##### Records supplied

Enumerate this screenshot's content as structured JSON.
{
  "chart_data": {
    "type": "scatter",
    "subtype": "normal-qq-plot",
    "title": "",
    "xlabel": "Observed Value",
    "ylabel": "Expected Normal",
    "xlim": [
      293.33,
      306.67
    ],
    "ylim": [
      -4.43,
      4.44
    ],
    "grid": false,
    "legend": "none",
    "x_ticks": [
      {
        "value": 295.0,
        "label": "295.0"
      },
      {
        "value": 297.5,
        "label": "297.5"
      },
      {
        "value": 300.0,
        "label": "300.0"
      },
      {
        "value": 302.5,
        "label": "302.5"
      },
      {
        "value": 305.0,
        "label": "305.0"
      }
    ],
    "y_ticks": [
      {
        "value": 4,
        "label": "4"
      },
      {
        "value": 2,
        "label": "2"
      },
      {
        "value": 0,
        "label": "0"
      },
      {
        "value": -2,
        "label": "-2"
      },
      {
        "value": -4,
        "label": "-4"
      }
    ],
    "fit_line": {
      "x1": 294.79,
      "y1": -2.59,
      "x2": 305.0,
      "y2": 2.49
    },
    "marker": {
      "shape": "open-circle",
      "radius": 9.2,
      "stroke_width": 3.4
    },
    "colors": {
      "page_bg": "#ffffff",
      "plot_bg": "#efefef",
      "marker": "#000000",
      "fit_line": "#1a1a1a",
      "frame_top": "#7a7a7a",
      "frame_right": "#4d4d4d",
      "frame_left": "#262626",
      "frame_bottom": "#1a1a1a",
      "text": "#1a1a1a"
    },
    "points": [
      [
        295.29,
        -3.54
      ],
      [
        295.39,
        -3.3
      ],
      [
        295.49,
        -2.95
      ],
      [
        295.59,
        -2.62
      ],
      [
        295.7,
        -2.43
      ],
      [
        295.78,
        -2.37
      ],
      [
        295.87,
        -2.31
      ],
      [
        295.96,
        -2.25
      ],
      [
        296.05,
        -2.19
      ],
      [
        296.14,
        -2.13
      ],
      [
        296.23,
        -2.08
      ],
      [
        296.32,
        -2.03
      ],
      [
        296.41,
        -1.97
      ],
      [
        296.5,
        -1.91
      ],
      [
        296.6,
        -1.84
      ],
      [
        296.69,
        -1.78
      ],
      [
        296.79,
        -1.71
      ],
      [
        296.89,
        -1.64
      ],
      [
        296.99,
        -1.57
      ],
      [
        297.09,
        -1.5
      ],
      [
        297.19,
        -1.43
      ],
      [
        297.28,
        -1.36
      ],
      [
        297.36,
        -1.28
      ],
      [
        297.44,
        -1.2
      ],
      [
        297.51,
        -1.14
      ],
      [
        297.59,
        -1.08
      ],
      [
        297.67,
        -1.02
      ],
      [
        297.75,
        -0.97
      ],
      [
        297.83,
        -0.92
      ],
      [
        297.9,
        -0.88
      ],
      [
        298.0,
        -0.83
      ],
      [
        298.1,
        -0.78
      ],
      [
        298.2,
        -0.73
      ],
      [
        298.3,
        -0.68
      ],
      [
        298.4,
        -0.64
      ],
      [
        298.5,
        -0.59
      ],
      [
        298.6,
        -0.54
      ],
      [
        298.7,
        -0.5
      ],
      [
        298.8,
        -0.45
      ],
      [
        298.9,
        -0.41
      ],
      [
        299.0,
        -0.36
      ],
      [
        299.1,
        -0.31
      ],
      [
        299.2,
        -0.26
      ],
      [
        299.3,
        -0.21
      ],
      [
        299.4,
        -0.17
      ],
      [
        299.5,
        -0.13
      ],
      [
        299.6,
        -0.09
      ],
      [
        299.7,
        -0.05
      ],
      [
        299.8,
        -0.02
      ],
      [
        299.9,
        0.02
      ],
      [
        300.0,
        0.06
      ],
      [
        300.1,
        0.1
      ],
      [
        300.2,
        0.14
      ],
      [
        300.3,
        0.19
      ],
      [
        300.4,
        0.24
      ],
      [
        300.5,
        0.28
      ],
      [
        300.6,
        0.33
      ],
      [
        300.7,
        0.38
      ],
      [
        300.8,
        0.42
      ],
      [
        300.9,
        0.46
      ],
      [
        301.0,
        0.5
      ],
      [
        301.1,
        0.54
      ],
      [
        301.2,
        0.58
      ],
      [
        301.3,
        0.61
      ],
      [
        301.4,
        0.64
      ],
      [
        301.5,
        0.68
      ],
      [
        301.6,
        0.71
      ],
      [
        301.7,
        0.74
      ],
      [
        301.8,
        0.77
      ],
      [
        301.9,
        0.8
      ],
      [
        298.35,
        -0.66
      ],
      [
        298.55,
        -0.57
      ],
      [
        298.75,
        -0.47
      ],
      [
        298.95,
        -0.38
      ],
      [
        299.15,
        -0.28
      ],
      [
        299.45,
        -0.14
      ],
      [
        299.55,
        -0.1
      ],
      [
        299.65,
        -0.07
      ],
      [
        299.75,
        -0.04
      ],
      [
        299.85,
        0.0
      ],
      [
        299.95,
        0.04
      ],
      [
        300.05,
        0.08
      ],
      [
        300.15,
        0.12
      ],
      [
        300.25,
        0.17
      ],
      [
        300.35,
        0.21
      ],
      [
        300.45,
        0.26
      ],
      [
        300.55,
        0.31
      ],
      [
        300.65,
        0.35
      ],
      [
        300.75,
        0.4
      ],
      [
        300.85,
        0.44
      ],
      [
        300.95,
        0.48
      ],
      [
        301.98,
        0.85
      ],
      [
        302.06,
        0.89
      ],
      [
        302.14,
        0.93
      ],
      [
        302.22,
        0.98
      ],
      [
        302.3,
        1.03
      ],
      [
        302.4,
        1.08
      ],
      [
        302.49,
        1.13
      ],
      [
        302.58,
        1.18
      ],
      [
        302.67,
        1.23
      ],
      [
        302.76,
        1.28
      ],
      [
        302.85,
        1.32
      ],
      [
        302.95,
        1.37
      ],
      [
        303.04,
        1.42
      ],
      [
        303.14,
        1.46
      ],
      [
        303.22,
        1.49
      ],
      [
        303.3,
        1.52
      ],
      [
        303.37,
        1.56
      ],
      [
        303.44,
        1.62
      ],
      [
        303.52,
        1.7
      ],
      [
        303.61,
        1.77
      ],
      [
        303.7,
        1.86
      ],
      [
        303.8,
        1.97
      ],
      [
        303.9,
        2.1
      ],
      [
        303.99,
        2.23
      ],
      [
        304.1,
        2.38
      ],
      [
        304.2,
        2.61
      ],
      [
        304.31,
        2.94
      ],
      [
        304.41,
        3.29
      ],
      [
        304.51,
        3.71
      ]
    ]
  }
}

##########

# Requirement
Without omitting anything, output the entries exactly.

# Reply to the exercise
Enumerate this screenshot's content as structured JSON.
{
  "chart_data": {
    "type": "scatter",
    "subtype": "normal-qq-plot",
    "title": "",
    "xlabel": "Observed Value",
    "ylabel": "Expected Normal",
    "xlim": [
      293.33,
      306.67
    ],
    "ylim": [
      -4.43,
      4.44
    ],
    "grid": false,
    "legend": "none",
    "x_ticks": [
      {
        "value": 295.0,
        "label": "295.0"
      },
      {
        "value": 297.5,
        "label": "297.5"
      },
      {
        "value": 300.0,
        "label": "300.0"
      },
      {
        "value": 302.5,
        "label": "302.5"
      },
      {
        "value": 305.0,
        "label": "305.0"
      }
    ],
    "y_ticks": [
      {
        "value": 4,
        "label": "4"
      },
      {
        "value": 2,
        "label": "2"
      },
      {
        "value": 0,
        "label": "0"
      },
      {
        "value": -2,
        "label": "-2"
      },
      {
        "value": -4,
        "label": "-4"
      }
    ],
    "fit_line": {
      "x1": 294.79,
      "y1": -2.59,
      "x2": 305.0,
      "y2": 2.49
    },
    "marker": {
      "shape": "open-circle",
      "radius": 9.2,
      "stroke_width": 3.4
    },
    "colors": {
      "page_bg": "#ffffff",
      "plot_bg": "#efefef",
      "marker": "#000000",
      "fit_line": "#1a1a1a",
      "frame_top": "#7a7a7a",
      "frame_right": "#4d4d4d",
      "frame_left": "#262626",
      "frame_bottom": "#1a1a1a",
      "text": "#1a1a1a"
    },
    "points": [
      [
        295.29,
        -3.54
      ],
      [
        295.39,
        -3.3
      ],
      [
        295.49,
        -2.95
      ],
      [
        295.59,
        -2.62
      ],
      [
        295.7,
        -2.43
      ],
      [
        295.78,
        -2.37
      ],
      [
        295.87,
        -2.31
      ],
      [
        295.96,
        -2.25
      ],
      [
        296.05,
        -2.19
      ],
      [
        296.14,
        -2.13
      ],
      [
        296.23,
        -2.08
      ],
      [
        296.32,
        -2.03
      ],
      [
        296.41,
        -1.97
      ],
      [
        296.5,
        -1.91
      ],
      [
        296.6,
        -1.84
      ],
      [
        296.69,
        -1.78
      ],
      [
        296.79,
        -1.71
      ],
      [
        296.89,
        -1.64
      ],
      [
        296.99,
        -1.57
      ],
      [
        297.09,
        -1.5
      ],
      [
        297.19,
        -1.43
      ],
      [
        297.28,
        -1.36
      ],
      [
        297.36,
        -1.28
      ],
      [
        297.44,
        -1.2
      ],
      [
        297.51,
        -1.14
      ],
      [
        297.59,
        -1.08
      ],
      [
        297.67,
        -1.02
      ],
      [
        297.75,
        -0.97
      ],
      [
        297.83,
        -0.92
      ],
      [
        297.9,
        -0.88
      ],
      [
        298.0,
        -0.83
      ],
      [
        298.1,
        -0.78
      ],
      [
        298.2,
        -0.73
      ],
      [
        298.3,
        -0.68
      ],
      [
        298.4,
        -0.64
      ],
      [
        298.5,
        -0.59
      ],
      [
        298.6,
        -0.54
      ],
      [
        298.7,
        -0.5
      ],
      [
        298.8,
        -0.45
      ],
      [
        298.9,
        -0.41
      ],
      [
        299.0,
        -0.36
      ],
      [
        299.1,
        -0.31
      ],
      [
        299.2,
        -0.26
      ],
      [
        299.3,
        -0.21
      ],
      [
        299.4,
        -0.17
      ],
      [
        299.5,
        -0.13
      ],
      [
        299.6,
        -0.09
      ],
      [
        299.7,
        -0.05
      ],
      [
        299.8,
        -0.02
      ],
      [
        299.9,
        0.02
      ],
      [
        300.0,
        0.06
      ],
      [
        300.1,
        0.1
      ],
      [
        300.2,
        0.14
      ],
      [
        300.3,
        0.19
      ],
      [
        300.4,
        0.24
      ],
      [
        300.5,
        0.28
      ],
      [
        300.6,
        0.33
      ],
      [
        300.7,
        0.38
      ],
      [
        300.8,
        0.42
      ],
      [
        300.9,
        0.46
      ],
      [
        301.0,
        0.5
      ],
      [
        301.1,
        0.54
      ],
      [
        301.2,
        0.58
      ],
      [
        301.3,
        0.61
      ],
      [
        301.4,
        0.64
      ],
      [
        301.5,
        0.68
      ],
      [
        301.6,
        0.71
      ],
      [
        301.7,
        0.74
      ],
      [
        301.8,
        0.77
      ],
      [
        301.9,
        0.8
      ],
      [
        298.35,
        -0.66
      ],
      [
        298.55,
        -0.57
      ],
      [
        298.75,
        -0.47
      ],
      [
        298.95,
        -0.38
      ],
      [
        299.15,
        -0.28
      ],
      [
        299.45,
        -0.14
      ],
      [
        299.55,
        -0.1
      ],
      [
        299.65,
        -0.07
      ],
      [
        299.75,
        -0.04
      ],
      [
        299.85,
        0.0
      ],
      [
        299.95,
        0.04
      ],
      [
        300.05,
        0.08
      ],
      [
        300.15,
        0.12
      ],
      [
        300.25,
        0.17
      ],
      [
        300.35,
        0.21
      ],
      [
        300.45,
        0.26
      ],
      [
        300.55,
        0.31
      ],
      [
        300.65,
        0.35
      ],
      [
        300.75,
        0.4
      ],
      [
        300.85,
        0.44
      ],
      [
        300.95,
        0.48
      ],
      [
        301.98,
        0.85
      ],
      [
        302.06,
        0.89
      ],
      [
        302.14,
        0.93
      ],
      [
        302.22,
        0.98
      ],
      [
        302.3,
        1.03
      ],
      [
        302.4,
        1.08
      ],
      [
        302.49,
        1.13
      ],
      [
        302.58,
        1.18
      ],
      [
        302.67,
        1.23
      ],
      [
        302.76,
        1.28
      ],
      [
        302.85,
        1.32
      ],
      [
        302.95,
        1.37
      ],
      [
        303.04,
        1.42
      ],
      [
        303.14,
        1.46
      ],
      [
        303.22,
        1.49
      ],
      [
        303.3,
        1.52
      ],
      [
        303.37,
        1.56
      ],
      [
        303.44,
        1.62
      ],
      [
        303.52,
        1.7
      ],
      [
        303.61,
        1.77
      ],
      [
        303.7,
        1.86
      ],
      [
        303.8,
        1.97
      ],
      [
        303.9,
        2.1
      ],
      [
        303.99,
        2.23
      ],
      [
        304.1,
        2.38
      ],
      [
        304.2,
        2.61
      ],
      [
        304.31,
        2.94
      ],
      [
        304.41,
        3.29
      ],
      [
        304.51,
        3.71
      ]
    ]
  }
}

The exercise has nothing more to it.